◆ TEXT PROVIDED

This was the only appearance of Tony Garea among the top ranked matches of the DVDVR 80s WWF set, so I guess the DVDVR folks did not like Garea very much.


Rick Martel & Tony Garea vs Masa Saito & Mr. Fuji, WWWF 10/13/1981


This was a great tag sprint. You would usually not associate early 80s WWF with sprints but this was pretty much just that. Martel is a house of fire right away. Saito and Fuji are just great in this, bumping all over the place and setting themselves up. Martel does a ridiculously high leapfrog where Mr. Fuji barely goes down. The heat segment was just masterful as Fuji and Saito were constantly in and out and dominated the action without things getting boring. Garea is very much just a guy in this doing everything right, though the crowd rallied behind him in a big way when he powered out of Fujis nerve hold, and the leapfrog spots are fun still. Martel hits a jumping headscissor in his hot tag and that is just delightfully old school highflying babyface stuff. Salt throw finish looked just amazing. I also really enjoyed young Masa Saito looking quite unfuckwithable as he always does. Super super enjoyable tag that could be shown as textbook example in wrestling schools.



Tony Garea vs Larry Sharpe, WWWF 12/31/1977


This was some workmanship. Garea really looks so bland with his everybodies darling look but just his prison tattoos make him interesting. Sharpe has the blonde bowlcut and a Buddy Rose esque figure. This starts as a scientific match. There’s actually some quiet swift work and Garea busts out a handstand into a wristlock takeover that we’d associate with the fancier European technicians. At one point Sharpe works the old hammerlock pin and Garea does some cool bridging and twisting, even bridging over to reverse the pin on Sharpe. Garea knocks Sharpe over with a shoulderblock and a woman in the audience goes “Woooo! Woo!” Interesting transition where Garea goes for another and Sharpe sidesteps and misdirects him into the turnbuckle where Garea hurts his shoulder. Mostly technical action, but the crowd quickly starts rallying behind Garea. Sharpe does a bit of cheating and a cool thing where he falls while holding onto the wrist of Garea to attack the arm. Garea gets out of the armlock with a nifty drop toe hold (basic but you never see anyone do that anymore). His hot comeback is mostly hammering away at Sharpe with headlock punches. They wind down a bit as Garea keeps hanging on to headlocks as they go to a somewhat lukewarm 10 minute draw. To my surprise, the referee awards the win to Garea, which causes Sharpe to flip out and beat on him further, but Garea comes back hitting some beautiful dropkicks that send Sharpe to the outside of the ring as the crowd absolutely erupts and old ladies jump out of their seat with joy. For a 70s WWF match this wasn’t boring at all and it was very much textbook stuff that just plain works as evidenced by the crowd reactions.

Tony Garea vs Adrian Adonis, WWF 4/24/1982

Another scientific match! Hugely enjoyable stuff, however, the problem here is that Adonis is clearly trying to draw heat with his swaggering persona, but then he ends up looking way better at wrestling than Garea. Nothing wrong with old Tony Garea here, but Adonis pretty much smokes him with a beautiful firemans carry, beautiful drop toe hold, even flipping out of an attempted monkey flip. That is hard flip to pull off and seeing a chunky man like Adonis making it look smooth as butter is magical. Adonis keeps running into Gareas armdrag takeovers though, and he takes these cool bumps for shoulder blocks where he is turned around on the spot by the force of Garea charging into him and flops to his belly. Eventually, Adonis grabs a handful of hair and hits this really cool knee lift. The crowd is way behind Garea though as he makes a cool escape from Adonis abdominal stretch. They spill to the outside, with some surprisingly hard moves on the floor being uncorked as they brawl to a draw. A pretty sweet TV match although Adonis stood out head and shoulders above Garea and it made me want to see what would go down further between them.

◆ GIVEN EXERCISE 1
Repeat the lines of the layout coordinate data exactly, starting at the line that contains "comment-text: 可是她说中国人不骗中国人诶 bbox=[343, 225, 553, 241]" and ending at the line that contains "like-button[interactable]: ♡ 2044".

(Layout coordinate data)
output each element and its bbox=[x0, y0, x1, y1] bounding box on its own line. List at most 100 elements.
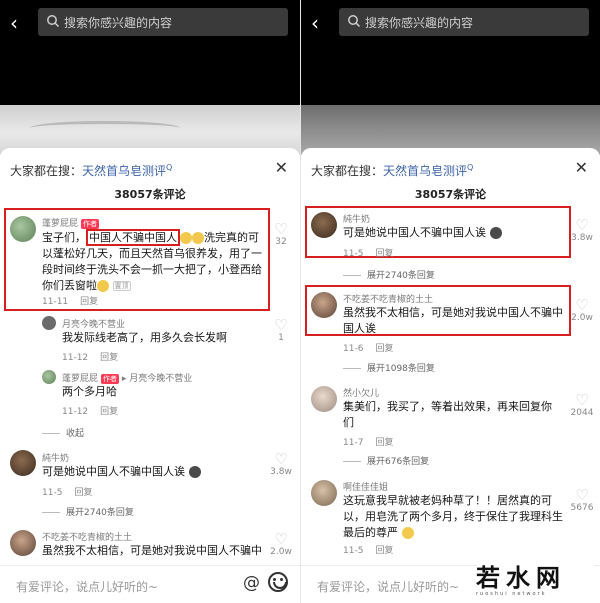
comment-text: 可是她说中国人不骗中国人诶 bbox=[343, 225, 553, 241]
comment-username[interactable]: 然小欠儿 bbox=[343, 386, 379, 399]
avatar[interactable] bbox=[10, 216, 36, 242]
comment-username[interactable]: 月亮今晚不营业 bbox=[62, 317, 125, 330]
hint-keyword[interactable]: 天然首乌皂测评 bbox=[383, 164, 467, 178]
comment-count: 38057条评论 bbox=[414, 188, 487, 201]
like-button[interactable]: ♡ 2.0w bbox=[567, 296, 597, 324]
comment-username[interactable]: 純牛奶 bbox=[343, 212, 370, 225]
author-badge: 作者 bbox=[81, 218, 100, 229]
like-button[interactable]: ♡ 2.0w bbox=[266, 530, 296, 558]
comment-date: 11-11 bbox=[42, 297, 69, 307]
highlighted-phrase: 中国人不骗中国人 bbox=[86, 229, 180, 246]
reply-button[interactable]: 回复 bbox=[375, 249, 393, 259]
avatar[interactable] bbox=[311, 386, 337, 412]
comment-username[interactable]: 啊佳佳佳姐 bbox=[343, 480, 388, 493]
comment-text-body: 可是她说中国人不骗中国人诶 bbox=[343, 226, 486, 239]
avatar[interactable] bbox=[42, 370, 56, 384]
close-icon[interactable]: ✕ bbox=[575, 158, 588, 177]
avatar[interactable] bbox=[311, 212, 337, 238]
left-screenshot: ‹ 搜索你感兴趣的内容 大家都在搜：天然首乌皂测评Q ✕ 38057条评论 蓬萝… bbox=[0, 0, 300, 603]
expand-replies[interactable]: 展开1098条回复 bbox=[343, 361, 435, 374]
close-icon[interactable]: ✕ bbox=[275, 158, 288, 177]
comment-date: 11-5 bbox=[42, 488, 63, 498]
comment-username[interactable]: 蓬萝屁屁 作者 bbox=[42, 216, 100, 229]
smile-emoji-icon bbox=[401, 527, 414, 539]
heart-icon: ♡ bbox=[575, 296, 589, 314]
like-count: 3.8w bbox=[270, 467, 292, 477]
comment-meta: 11-5 回复 bbox=[42, 485, 92, 498]
site-watermark-logo: 若水网 ruoshui network bbox=[476, 565, 594, 597]
comment-text: 集美们，我买了，等着出效果，再来回复你们 bbox=[343, 400, 552, 429]
reply-button[interactable]: 回复 bbox=[375, 438, 393, 448]
expand-replies[interactable]: 展开2740条回复 bbox=[343, 268, 435, 281]
comment-input[interactable]: 有爱评论，说点儿好听的~ bbox=[16, 578, 158, 595]
like-count: 2.0w bbox=[270, 547, 292, 557]
reply-target: 月亮今晚不营业 bbox=[129, 374, 193, 384]
wink-emoji-icon bbox=[97, 280, 109, 292]
comment-username[interactable]: 蓬萝屁屁 作者 ▸ 月亮今晚不营业 bbox=[62, 371, 192, 384]
reply-button[interactable]: 回复 bbox=[80, 297, 98, 307]
like-button[interactable]: ♡ 2044 bbox=[567, 393, 597, 419]
expand-replies[interactable]: 展开2740条回复 bbox=[42, 505, 134, 518]
avatar[interactable] bbox=[311, 480, 337, 506]
reply-button[interactable]: 回复 bbox=[74, 488, 92, 498]
reply-button[interactable]: 回复 bbox=[100, 407, 118, 417]
comment-text: 我发际线老高了，用多久会长发啊 bbox=[62, 331, 227, 344]
comment-input-bar: 有爱评论，说点儿好听的~ @ bbox=[0, 565, 300, 603]
search-hint[interactable]: 大家都在搜：天然首乌皂测评Q bbox=[311, 162, 473, 179]
hint-keyword[interactable]: 天然首乌皂测评 bbox=[82, 164, 166, 178]
heart-icon: ♡ bbox=[575, 486, 589, 504]
hint-prefix: 大家都在搜： bbox=[10, 164, 83, 178]
like-button[interactable]: ♡ 1 bbox=[266, 318, 296, 344]
watermark-subtext: ruoshui network bbox=[476, 591, 547, 597]
emoji-icon[interactable] bbox=[268, 572, 288, 592]
comment-count: 38057条评论 bbox=[114, 188, 186, 201]
back-arrow-icon[interactable]: ‹ bbox=[311, 12, 329, 34]
comment-meta: 11-11 回复 bbox=[42, 294, 98, 307]
like-button[interactable]: ♡ 32 bbox=[266, 220, 296, 248]
comment-date: 11-5 bbox=[343, 546, 364, 556]
like-button[interactable]: ♡ 5676 bbox=[567, 486, 597, 514]
hint-prefix: 大家都在搜： bbox=[311, 164, 384, 178]
pin-tag: 置顶 bbox=[112, 281, 131, 291]
grin-emoji-icon bbox=[180, 232, 192, 244]
username-text: 蓬萝屁屁 bbox=[62, 374, 99, 384]
comment-username[interactable]: 純牛奶 bbox=[42, 451, 69, 464]
comment-text: 虽然我不太相信，可是她对我说中国人不骗中 bbox=[42, 544, 262, 557]
search-bar[interactable]: 搜索你感兴趣的内容 bbox=[38, 8, 288, 36]
comment-meta: 11-5 回复 bbox=[343, 543, 393, 556]
like-button[interactable]: ♡ 3.8w bbox=[567, 218, 597, 244]
search-placeholder: 搜索你感兴趣的内容 bbox=[64, 16, 173, 30]
mention-icon[interactable]: @ bbox=[243, 573, 260, 593]
comment-text: 可是她说中国人不骗中国人诶 bbox=[42, 464, 242, 480]
like-button[interactable]: ♡ 3.8w bbox=[266, 452, 296, 478]
avatar[interactable] bbox=[42, 316, 56, 330]
heart-icon: ♡ bbox=[274, 220, 288, 238]
comment-text-body: 可是她说中国人不骗中国人诶 bbox=[42, 465, 185, 478]
reply-button[interactable]: 回复 bbox=[100, 353, 118, 363]
comment-username[interactable]: 不吃姜不吃青椒的土土 bbox=[42, 530, 132, 543]
heart-icon: ♡ bbox=[274, 530, 288, 548]
comment-date: 11-5 bbox=[343, 249, 364, 259]
comment-date: 11-6 bbox=[343, 344, 364, 354]
comment-username[interactable]: 不吃姜不吃青椒的土土 bbox=[343, 292, 433, 305]
avatar[interactable] bbox=[311, 292, 337, 318]
like-count: 2.0w bbox=[571, 313, 593, 323]
avatar[interactable] bbox=[10, 450, 36, 476]
avatar[interactable] bbox=[10, 530, 36, 556]
search-bar[interactable]: 搜索你感兴趣的内容 bbox=[339, 8, 589, 36]
reply-button[interactable]: 回复 bbox=[375, 344, 393, 354]
cat-emoji-icon bbox=[489, 227, 502, 239]
reply-button[interactable]: 回复 bbox=[375, 546, 393, 556]
back-arrow-icon[interactable]: ‹ bbox=[10, 12, 28, 34]
comment-sheet: 大家都在搜：天然首乌皂测评Q ✕ 38057条评论 蓬萝屁屁 作者 宝子们， 中国人… bbox=[0, 148, 300, 603]
comment-sheet: 大家都在搜：天然首乌皂测评Q ✕ 38057条评论 純牛奶 可是她说中国人不骗中… bbox=[301, 148, 600, 603]
search-placeholder: 搜索你感兴趣的内容 bbox=[365, 16, 474, 30]
hint-search-icon: Q bbox=[166, 163, 173, 172]
search-hint[interactable]: 大家都在搜：天然首乌皂测评Q bbox=[10, 162, 172, 179]
comment-input[interactable]: 有爱评论，说点儿好听的~ bbox=[317, 578, 459, 595]
collapse-replies[interactable]: 收起 bbox=[42, 426, 84, 439]
expand-replies[interactable]: 展开676条回复 bbox=[343, 454, 429, 467]
right-screenshot: ‹ 搜索你感兴趣的内容 大家都在搜：天然首乌皂测评Q ✕ 38057条评论 純牛… bbox=[300, 0, 600, 603]
like-count: 3.8w bbox=[571, 233, 593, 243]
author-badge: 作者 bbox=[101, 373, 120, 384]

◆ GIVEN EXERCISE 2
From the wrestling match reviews, reproduce the passage starting at "This was the" and ending at "Garea very much." word for word.

◆ TASK RESPONSE 1
comment-text: 可是她说中国人不骗中国人诶 bbox=[343, 225, 553, 241]
comment-username[interactable]: 然小欠儿 bbox=[343, 386, 379, 399]
avatar[interactable] bbox=[10, 216, 36, 242]
comment-username[interactable]: 月亮今晚不营业 bbox=[62, 317, 125, 330]
hint-keyword[interactable]: 天然首乌皂测评 bbox=[383, 164, 467, 178]
comment-count: 38057条评论 bbox=[414, 188, 487, 201]
like-button[interactable]: ♡ 2.0w bbox=[567, 296, 597, 324]
comment-username[interactable]: 純牛奶 bbox=[343, 212, 370, 225]
author-badge: 作者 bbox=[81, 218, 100, 229]
like-button[interactable]: ♡ 2.0w bbox=[266, 530, 296, 558]
comment-date: 11-11 bbox=[42, 297, 69, 307]
highlighted-phrase: 中国人不骗中国人 bbox=[86, 229, 180, 246]
reply-button[interactable]: 回复 bbox=[375, 249, 393, 259]
avatar[interactable] bbox=[311, 386, 337, 412]
comment-username[interactable]: 啊佳佳佳姐 bbox=[343, 480, 388, 493]
comment-text-body: 可是她说中国人不骗中国人诶 bbox=[343, 226, 486, 239]
avatar[interactable] bbox=[42, 370, 56, 384]
close-icon[interactable]: ✕ bbox=[575, 158, 588, 177]
avatar[interactable] bbox=[311, 212, 337, 238]
left-screenshot: ‹ 搜索你感兴趣的内容 大家都在搜：天然首乌皂测评Q ✕ 38057条评论 蓬萝… bbox=[0, 0, 300, 603]
expand-replies[interactable]: 展开1098条回复 bbox=[343, 361, 435, 374]
close-icon[interactable]: ✕ bbox=[275, 158, 288, 177]
comment-date: 11-5 bbox=[42, 488, 63, 498]
comment-username[interactable]: 蓬萝屁屁 作者 bbox=[42, 216, 100, 229]
smile-emoji-icon bbox=[401, 527, 414, 539]
heart-icon: ♡ bbox=[575, 296, 589, 314]
like-count: 3.8w bbox=[270, 467, 292, 477]
comment-meta: 11-5 回复 bbox=[42, 485, 92, 498]
site-watermark-logo: 若水网 ruoshui network bbox=[476, 565, 594, 597]
comment-text: 集美们，我买了，等着出效果，再来回复你们 bbox=[343, 400, 552, 429]
reply-button[interactable]: 回复 bbox=[375, 438, 393, 448]
expand-replies[interactable]: 展开2740条回复 bbox=[343, 268, 435, 281]
comment-input[interactable]: 有爱评论，说点儿好听的~ bbox=[16, 578, 158, 595]
like-count: 2.0w bbox=[270, 547, 292, 557]
reply-target: 月亮今晚不营业 bbox=[129, 374, 193, 384]
wink-emoji-icon bbox=[97, 280, 109, 292]
comment-username[interactable]: 蓬萝屁屁 作者 ▸ 月亮今晚不营业 bbox=[62, 371, 192, 384]
reply-button[interactable]: 回复 bbox=[80, 297, 98, 307]
like-button[interactable]: ♡ 2044 bbox=[567, 393, 597, 419]

◆ TASK RESPONSE 2
This was the only appearance of Tony Garea among the top ranked matches of the DVDVR 80s WWF set, so I guess the DVDVR folks did not like Garea very much.